DATA FOR THE TASK:
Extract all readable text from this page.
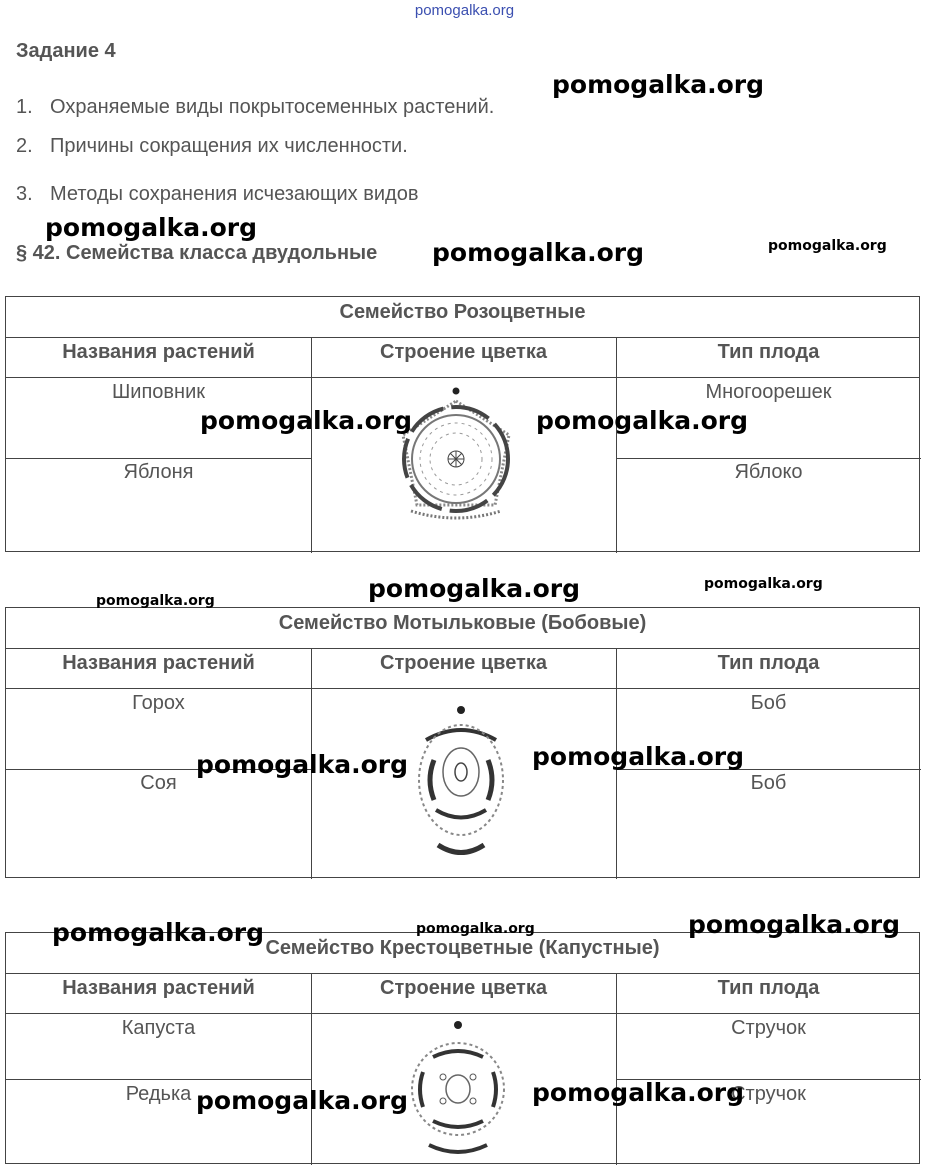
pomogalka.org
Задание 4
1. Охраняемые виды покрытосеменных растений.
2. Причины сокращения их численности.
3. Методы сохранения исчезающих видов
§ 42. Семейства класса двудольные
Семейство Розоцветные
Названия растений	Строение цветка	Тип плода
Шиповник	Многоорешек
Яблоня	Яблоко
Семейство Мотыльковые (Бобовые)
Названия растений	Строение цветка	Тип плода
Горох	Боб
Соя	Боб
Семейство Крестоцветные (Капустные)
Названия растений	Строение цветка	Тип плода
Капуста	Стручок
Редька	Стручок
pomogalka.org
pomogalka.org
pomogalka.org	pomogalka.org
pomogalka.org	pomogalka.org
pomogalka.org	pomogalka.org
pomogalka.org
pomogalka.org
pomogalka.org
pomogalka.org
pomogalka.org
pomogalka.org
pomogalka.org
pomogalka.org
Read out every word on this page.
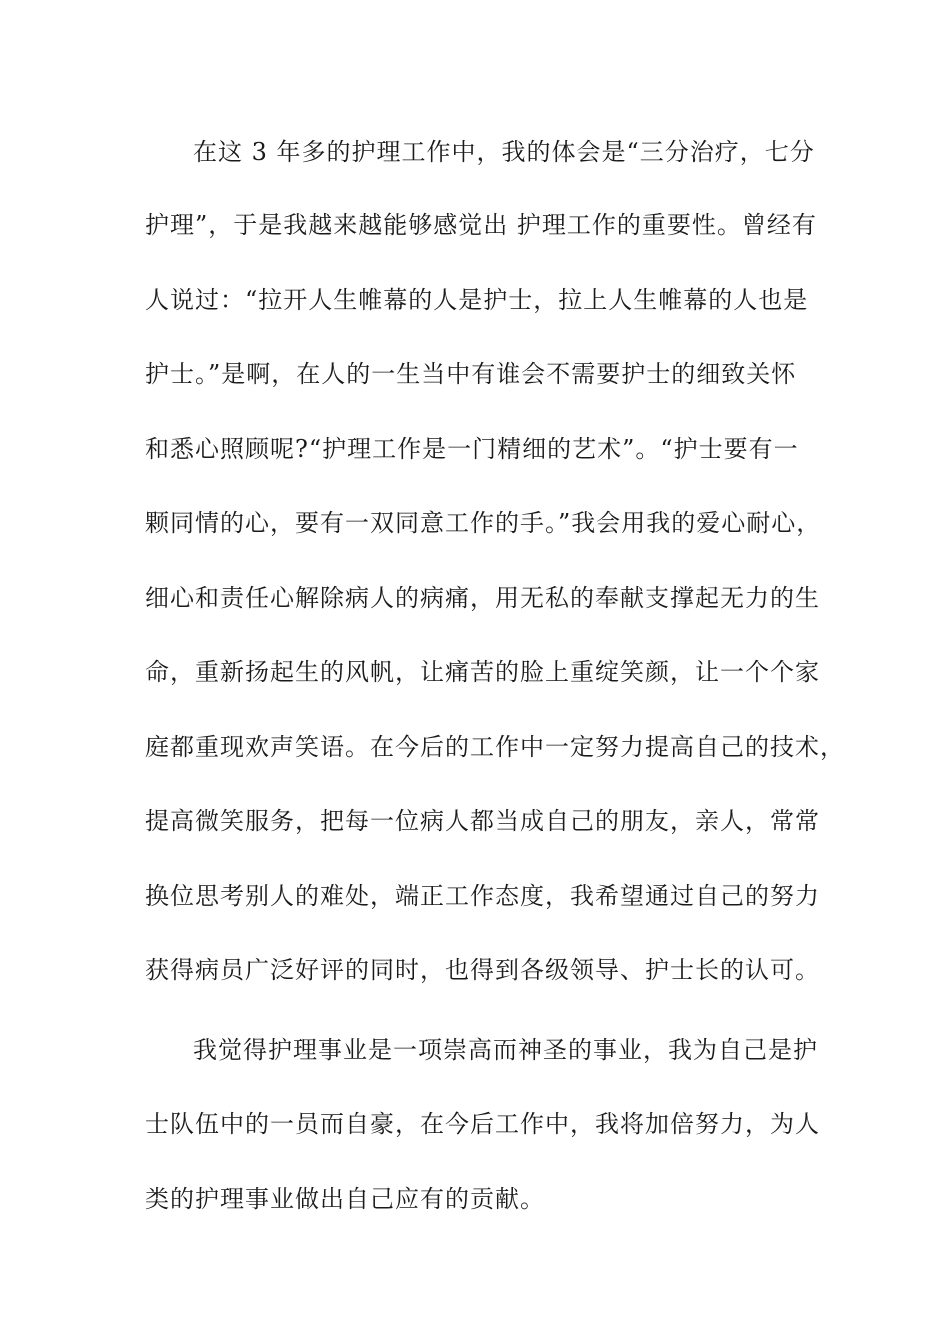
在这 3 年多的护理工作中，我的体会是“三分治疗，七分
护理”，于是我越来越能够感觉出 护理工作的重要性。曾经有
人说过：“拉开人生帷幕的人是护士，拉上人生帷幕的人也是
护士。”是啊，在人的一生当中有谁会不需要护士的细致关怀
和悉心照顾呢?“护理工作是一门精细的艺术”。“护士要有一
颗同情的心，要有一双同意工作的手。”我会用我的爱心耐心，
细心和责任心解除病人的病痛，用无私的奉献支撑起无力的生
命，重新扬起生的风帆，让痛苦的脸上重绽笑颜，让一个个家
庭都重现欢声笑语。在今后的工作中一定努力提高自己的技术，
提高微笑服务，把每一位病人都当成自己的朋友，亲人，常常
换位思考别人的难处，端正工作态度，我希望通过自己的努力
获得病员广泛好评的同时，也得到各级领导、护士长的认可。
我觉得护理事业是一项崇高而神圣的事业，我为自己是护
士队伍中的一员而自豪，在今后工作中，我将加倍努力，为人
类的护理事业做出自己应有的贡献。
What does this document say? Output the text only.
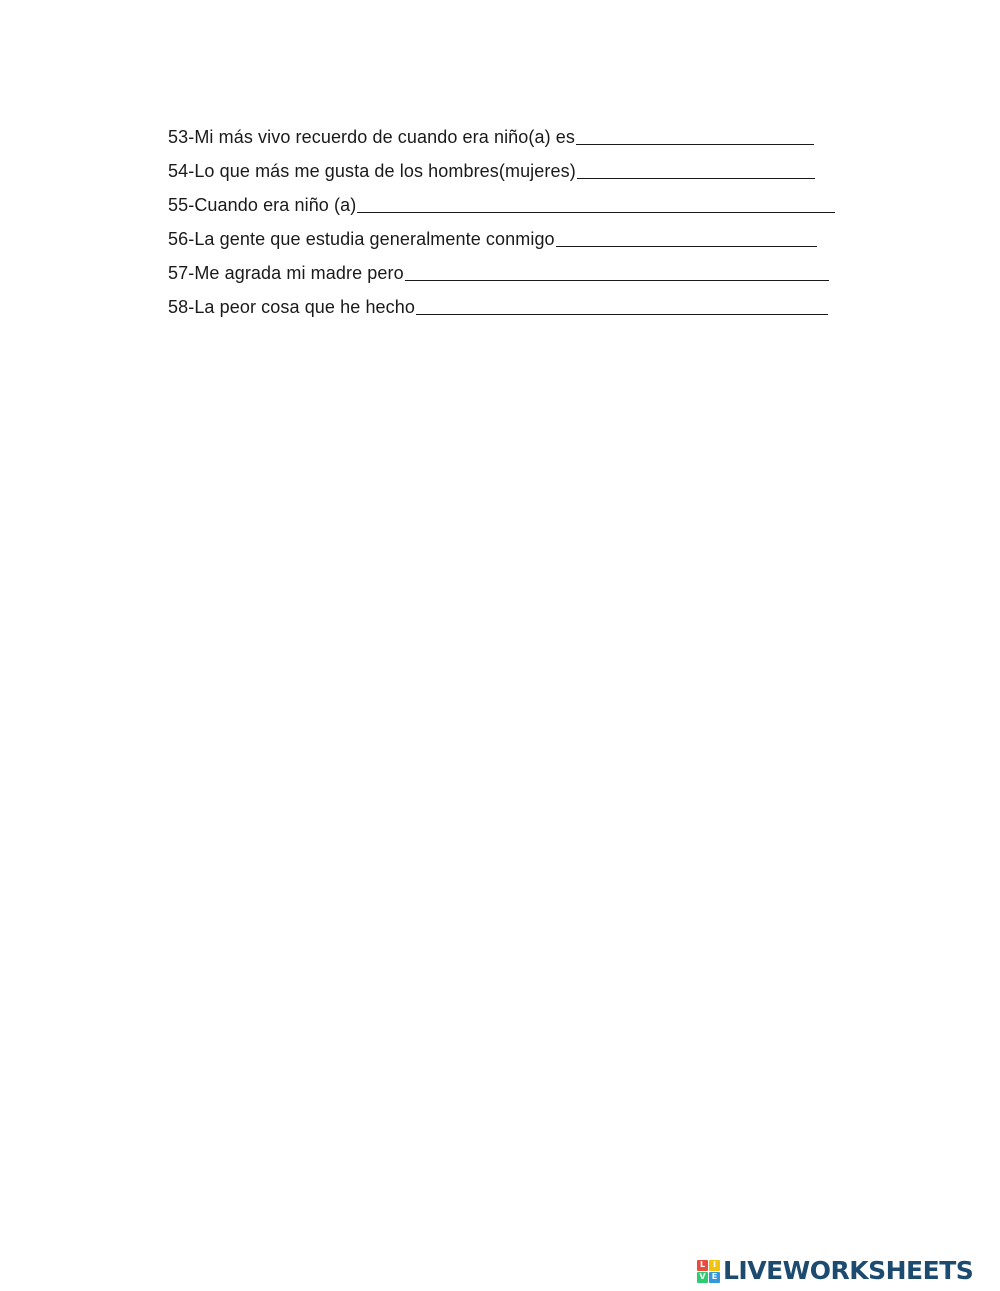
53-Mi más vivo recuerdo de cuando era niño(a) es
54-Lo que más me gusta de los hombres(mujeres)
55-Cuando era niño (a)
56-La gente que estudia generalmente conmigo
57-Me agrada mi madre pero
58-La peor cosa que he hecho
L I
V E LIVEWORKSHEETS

PROBLEM REQUIREMENTS: Copy, from the material above, each line in which the string "Семейство" occurs.

THE RESPONSE:
Семейство Розоцветные
Семейство Мотыльковые (Бобовые)
Семейство Крестоцветные (Капустные)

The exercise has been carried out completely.